REQUEST -
Go through the entries below and collect each line with the string "Fallzahl" in it.

Records from a collection:

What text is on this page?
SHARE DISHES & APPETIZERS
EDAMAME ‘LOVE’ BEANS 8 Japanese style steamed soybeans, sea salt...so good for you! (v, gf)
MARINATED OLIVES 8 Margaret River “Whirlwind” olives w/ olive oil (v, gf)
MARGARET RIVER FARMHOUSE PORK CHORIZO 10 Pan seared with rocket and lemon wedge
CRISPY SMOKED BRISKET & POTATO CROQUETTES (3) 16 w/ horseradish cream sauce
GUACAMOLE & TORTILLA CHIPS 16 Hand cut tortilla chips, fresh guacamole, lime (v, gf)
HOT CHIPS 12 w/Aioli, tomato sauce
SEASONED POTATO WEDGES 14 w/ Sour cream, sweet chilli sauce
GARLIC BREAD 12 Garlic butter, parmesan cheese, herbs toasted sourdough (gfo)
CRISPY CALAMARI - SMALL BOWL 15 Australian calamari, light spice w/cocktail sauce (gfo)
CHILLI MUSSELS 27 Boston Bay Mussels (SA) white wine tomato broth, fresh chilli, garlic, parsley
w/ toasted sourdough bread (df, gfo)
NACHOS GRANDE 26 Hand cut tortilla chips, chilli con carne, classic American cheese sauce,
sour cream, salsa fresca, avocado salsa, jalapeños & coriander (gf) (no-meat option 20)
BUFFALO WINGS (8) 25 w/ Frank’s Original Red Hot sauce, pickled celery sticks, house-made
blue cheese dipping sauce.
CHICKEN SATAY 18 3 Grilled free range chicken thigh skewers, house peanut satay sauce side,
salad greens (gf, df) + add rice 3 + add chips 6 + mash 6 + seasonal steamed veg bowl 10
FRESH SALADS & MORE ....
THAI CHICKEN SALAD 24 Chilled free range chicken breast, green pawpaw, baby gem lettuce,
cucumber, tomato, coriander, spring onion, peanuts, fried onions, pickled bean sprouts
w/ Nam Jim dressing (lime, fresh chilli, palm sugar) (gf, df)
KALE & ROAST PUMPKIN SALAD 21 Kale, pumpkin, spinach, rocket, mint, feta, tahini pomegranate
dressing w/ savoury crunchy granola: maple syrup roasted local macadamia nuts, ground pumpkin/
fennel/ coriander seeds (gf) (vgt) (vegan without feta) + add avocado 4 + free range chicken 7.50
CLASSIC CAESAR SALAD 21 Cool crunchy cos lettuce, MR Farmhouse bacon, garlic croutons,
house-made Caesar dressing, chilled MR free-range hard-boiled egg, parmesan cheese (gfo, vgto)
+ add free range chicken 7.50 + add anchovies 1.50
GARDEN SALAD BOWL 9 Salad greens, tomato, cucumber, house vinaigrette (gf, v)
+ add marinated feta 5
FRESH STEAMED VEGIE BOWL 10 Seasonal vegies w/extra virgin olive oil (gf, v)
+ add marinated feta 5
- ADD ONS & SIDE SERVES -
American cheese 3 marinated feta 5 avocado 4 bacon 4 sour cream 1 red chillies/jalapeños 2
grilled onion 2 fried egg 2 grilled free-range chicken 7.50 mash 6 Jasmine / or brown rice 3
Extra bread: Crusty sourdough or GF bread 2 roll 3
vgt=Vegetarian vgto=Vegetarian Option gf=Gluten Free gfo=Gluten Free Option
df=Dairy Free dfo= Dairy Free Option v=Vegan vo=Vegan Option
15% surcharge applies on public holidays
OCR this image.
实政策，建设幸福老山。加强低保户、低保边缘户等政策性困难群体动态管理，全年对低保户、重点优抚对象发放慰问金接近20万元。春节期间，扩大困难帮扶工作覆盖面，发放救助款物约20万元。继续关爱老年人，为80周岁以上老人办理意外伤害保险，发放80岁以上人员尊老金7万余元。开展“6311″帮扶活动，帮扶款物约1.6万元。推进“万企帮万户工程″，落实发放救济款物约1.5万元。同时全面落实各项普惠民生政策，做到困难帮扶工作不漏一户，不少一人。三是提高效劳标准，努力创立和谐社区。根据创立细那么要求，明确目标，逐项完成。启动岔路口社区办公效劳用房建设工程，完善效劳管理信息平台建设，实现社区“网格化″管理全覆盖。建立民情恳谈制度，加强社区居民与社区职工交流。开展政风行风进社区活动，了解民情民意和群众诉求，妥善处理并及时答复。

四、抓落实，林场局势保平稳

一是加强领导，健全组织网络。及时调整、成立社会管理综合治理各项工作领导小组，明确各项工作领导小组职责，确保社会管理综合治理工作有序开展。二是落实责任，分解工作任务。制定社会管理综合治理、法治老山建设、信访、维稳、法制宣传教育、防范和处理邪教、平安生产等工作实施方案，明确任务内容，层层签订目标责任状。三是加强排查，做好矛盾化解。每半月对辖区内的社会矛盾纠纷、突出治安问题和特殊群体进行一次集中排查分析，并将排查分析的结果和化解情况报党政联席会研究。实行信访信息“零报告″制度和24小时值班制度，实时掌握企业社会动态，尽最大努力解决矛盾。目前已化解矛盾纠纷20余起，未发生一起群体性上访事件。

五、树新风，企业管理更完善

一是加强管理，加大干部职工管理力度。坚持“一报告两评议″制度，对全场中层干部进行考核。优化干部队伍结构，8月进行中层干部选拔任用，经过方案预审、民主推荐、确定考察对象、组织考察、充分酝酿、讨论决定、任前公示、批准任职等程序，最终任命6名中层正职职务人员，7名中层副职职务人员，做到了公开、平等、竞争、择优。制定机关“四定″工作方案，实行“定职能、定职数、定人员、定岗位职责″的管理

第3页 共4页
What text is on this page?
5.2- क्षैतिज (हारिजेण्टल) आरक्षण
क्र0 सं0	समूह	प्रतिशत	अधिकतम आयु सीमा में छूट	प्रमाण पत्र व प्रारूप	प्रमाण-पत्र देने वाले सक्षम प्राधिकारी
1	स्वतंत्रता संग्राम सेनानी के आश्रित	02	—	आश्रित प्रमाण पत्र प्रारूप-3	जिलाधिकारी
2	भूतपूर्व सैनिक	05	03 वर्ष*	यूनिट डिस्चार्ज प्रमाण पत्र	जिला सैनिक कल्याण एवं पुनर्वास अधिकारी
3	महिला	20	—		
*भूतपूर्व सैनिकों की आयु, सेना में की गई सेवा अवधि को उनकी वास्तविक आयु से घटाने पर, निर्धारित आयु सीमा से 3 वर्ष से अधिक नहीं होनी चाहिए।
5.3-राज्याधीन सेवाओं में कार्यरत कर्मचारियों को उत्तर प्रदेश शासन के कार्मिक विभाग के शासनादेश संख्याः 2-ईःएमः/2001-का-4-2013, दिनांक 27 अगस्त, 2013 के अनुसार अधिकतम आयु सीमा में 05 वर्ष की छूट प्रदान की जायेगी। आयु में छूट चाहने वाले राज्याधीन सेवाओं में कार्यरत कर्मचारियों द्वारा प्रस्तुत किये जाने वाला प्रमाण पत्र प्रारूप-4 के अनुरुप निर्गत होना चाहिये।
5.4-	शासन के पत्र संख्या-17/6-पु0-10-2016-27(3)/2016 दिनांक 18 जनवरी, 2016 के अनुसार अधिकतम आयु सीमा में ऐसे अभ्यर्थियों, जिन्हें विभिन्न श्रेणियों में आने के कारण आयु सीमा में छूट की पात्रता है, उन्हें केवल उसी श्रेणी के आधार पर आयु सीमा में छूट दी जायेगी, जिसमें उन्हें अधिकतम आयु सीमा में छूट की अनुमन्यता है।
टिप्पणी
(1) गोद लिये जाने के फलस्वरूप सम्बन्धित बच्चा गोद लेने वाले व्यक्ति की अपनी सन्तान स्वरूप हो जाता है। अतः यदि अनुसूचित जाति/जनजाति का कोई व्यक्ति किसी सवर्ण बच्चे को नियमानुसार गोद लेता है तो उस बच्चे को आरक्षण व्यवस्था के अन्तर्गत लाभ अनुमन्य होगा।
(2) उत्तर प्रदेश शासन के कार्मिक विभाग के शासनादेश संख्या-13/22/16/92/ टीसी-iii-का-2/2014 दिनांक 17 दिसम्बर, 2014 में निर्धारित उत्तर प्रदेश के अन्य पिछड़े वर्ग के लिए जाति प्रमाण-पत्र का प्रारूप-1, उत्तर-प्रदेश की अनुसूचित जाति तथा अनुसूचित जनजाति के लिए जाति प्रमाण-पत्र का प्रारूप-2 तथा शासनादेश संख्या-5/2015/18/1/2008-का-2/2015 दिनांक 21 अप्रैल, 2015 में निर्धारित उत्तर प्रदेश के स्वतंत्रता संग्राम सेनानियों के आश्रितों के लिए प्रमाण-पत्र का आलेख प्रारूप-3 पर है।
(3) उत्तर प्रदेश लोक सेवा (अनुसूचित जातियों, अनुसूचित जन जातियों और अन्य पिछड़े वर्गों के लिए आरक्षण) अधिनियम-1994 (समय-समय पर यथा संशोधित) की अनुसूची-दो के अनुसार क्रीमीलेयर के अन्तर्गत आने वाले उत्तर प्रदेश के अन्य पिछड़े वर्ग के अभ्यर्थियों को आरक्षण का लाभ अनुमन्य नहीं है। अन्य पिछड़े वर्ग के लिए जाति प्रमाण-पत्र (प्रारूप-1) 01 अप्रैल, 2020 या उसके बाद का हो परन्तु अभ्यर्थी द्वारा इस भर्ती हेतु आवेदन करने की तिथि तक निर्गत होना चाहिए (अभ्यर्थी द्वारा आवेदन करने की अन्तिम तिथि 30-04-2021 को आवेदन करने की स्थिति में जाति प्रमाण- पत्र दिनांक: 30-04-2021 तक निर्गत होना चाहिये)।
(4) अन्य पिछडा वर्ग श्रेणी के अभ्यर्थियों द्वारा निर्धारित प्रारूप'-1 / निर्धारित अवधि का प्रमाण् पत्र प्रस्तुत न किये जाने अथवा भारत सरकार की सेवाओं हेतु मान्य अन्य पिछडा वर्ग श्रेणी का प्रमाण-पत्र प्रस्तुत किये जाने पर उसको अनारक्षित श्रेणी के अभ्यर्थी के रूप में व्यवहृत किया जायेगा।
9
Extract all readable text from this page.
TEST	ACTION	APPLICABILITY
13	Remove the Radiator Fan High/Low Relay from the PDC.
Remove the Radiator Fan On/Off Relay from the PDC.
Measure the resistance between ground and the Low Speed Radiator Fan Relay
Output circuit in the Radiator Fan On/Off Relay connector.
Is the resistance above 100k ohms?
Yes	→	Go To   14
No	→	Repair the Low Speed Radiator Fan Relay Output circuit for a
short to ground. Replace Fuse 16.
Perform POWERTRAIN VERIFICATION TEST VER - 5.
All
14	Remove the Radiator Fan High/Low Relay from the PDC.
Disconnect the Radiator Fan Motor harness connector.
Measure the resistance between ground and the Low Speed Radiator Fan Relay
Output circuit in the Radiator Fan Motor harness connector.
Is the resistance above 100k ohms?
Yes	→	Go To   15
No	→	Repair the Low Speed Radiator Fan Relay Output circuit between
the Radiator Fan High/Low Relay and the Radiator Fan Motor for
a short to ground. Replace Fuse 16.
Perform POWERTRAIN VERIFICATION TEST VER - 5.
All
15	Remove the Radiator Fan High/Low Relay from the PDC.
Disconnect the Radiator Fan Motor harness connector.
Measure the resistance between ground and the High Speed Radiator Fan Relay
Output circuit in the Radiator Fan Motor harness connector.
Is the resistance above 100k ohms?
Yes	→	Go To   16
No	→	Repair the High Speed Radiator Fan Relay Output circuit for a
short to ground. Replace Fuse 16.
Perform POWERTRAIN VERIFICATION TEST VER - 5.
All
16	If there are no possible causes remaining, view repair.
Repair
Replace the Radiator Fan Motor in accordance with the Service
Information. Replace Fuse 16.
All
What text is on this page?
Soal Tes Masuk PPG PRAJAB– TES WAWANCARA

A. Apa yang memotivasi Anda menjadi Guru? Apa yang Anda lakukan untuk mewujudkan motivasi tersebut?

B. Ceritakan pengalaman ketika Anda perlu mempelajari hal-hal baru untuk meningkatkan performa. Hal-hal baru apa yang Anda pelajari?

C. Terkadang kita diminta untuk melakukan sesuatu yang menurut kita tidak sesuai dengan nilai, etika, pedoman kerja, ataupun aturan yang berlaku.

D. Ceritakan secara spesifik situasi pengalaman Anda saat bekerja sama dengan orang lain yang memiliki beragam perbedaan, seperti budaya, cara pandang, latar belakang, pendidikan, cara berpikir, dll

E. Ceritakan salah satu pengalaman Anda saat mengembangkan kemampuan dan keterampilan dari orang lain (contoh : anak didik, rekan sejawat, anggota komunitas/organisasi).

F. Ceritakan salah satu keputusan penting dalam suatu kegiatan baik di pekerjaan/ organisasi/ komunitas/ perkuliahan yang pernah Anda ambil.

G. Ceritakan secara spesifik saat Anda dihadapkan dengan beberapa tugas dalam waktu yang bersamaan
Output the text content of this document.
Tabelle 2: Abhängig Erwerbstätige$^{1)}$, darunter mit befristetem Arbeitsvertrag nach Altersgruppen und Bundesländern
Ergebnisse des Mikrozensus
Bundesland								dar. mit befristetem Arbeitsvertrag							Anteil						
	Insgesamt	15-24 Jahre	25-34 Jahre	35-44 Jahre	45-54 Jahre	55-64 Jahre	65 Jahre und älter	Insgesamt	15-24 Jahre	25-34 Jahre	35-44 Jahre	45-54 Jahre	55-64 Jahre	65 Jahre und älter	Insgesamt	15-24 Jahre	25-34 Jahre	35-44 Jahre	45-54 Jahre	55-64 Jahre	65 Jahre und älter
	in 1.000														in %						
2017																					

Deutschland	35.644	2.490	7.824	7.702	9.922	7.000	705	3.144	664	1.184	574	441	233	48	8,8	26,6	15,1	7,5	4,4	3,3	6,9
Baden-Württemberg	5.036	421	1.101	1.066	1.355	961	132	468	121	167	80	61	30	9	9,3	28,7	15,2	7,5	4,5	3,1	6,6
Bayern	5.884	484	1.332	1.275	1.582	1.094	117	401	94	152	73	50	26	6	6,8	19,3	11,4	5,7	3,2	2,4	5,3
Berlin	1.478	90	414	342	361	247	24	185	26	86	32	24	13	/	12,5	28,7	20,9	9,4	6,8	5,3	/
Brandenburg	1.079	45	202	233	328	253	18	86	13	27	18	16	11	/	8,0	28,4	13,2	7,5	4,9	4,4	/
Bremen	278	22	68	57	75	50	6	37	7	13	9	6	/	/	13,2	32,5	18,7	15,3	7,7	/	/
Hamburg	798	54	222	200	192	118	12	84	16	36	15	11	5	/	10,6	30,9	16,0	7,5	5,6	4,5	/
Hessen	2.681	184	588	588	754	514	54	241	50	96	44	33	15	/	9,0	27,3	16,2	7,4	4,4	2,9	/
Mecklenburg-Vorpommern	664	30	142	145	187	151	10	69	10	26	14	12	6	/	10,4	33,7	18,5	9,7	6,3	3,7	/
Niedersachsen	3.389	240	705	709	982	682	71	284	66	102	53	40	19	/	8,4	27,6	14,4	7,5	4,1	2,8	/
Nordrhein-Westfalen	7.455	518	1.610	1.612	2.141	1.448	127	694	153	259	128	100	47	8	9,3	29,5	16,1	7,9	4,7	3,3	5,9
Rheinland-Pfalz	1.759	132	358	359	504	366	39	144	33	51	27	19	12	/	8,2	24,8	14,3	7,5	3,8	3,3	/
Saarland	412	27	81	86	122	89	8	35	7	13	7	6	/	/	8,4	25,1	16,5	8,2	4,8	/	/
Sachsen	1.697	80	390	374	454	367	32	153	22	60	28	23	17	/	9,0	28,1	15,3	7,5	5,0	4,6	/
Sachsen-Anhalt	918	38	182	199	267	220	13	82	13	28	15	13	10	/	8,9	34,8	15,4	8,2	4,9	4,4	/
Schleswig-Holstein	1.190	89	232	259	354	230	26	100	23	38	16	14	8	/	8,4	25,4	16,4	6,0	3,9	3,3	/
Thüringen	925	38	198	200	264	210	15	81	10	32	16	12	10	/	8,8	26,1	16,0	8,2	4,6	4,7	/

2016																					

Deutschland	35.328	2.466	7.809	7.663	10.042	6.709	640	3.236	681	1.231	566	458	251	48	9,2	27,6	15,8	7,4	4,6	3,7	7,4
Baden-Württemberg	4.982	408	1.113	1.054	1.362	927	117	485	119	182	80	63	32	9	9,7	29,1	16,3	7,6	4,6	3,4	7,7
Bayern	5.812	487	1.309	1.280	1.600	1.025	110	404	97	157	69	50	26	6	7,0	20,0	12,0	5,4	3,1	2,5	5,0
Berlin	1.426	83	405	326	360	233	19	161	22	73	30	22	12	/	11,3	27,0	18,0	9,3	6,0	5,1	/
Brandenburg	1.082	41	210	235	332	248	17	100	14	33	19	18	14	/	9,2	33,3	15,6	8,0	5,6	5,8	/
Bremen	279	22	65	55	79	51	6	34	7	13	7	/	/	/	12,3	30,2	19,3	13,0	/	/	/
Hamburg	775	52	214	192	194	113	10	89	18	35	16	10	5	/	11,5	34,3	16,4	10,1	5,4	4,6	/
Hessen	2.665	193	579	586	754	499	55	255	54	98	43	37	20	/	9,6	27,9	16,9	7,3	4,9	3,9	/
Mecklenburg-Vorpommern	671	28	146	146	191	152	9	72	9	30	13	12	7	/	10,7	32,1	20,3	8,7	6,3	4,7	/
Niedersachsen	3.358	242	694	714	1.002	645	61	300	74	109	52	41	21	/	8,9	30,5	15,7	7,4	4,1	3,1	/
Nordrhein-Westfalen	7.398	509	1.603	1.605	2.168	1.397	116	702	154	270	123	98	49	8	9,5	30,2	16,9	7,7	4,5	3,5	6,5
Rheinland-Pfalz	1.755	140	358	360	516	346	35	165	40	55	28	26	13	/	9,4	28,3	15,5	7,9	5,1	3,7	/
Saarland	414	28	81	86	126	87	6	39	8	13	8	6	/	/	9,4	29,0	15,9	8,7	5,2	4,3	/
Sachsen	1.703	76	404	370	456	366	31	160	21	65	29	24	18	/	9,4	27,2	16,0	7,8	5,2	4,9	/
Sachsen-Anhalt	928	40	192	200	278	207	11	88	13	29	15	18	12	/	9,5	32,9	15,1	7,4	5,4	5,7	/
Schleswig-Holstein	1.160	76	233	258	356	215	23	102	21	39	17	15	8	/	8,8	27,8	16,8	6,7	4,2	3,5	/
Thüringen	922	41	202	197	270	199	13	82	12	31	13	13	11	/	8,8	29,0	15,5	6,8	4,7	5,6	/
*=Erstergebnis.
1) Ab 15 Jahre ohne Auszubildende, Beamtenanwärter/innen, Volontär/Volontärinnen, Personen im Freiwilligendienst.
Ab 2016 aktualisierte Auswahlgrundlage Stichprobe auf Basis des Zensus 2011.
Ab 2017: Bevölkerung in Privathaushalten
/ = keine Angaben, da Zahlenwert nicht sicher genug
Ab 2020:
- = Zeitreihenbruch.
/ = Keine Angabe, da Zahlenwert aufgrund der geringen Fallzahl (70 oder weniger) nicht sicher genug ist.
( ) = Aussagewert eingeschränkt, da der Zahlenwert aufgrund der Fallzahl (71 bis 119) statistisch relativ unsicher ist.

ANSWER -
/ = Keine Angabe, da Zahlenwert aufgrund der geringen Fallzahl (70 oder weniger) nicht sicher genug ist.
( ) = Aussagewert eingeschränkt, da der Zahlenwert aufgrund der Fallzahl (71 bis 119) statistisch relativ unsicher ist.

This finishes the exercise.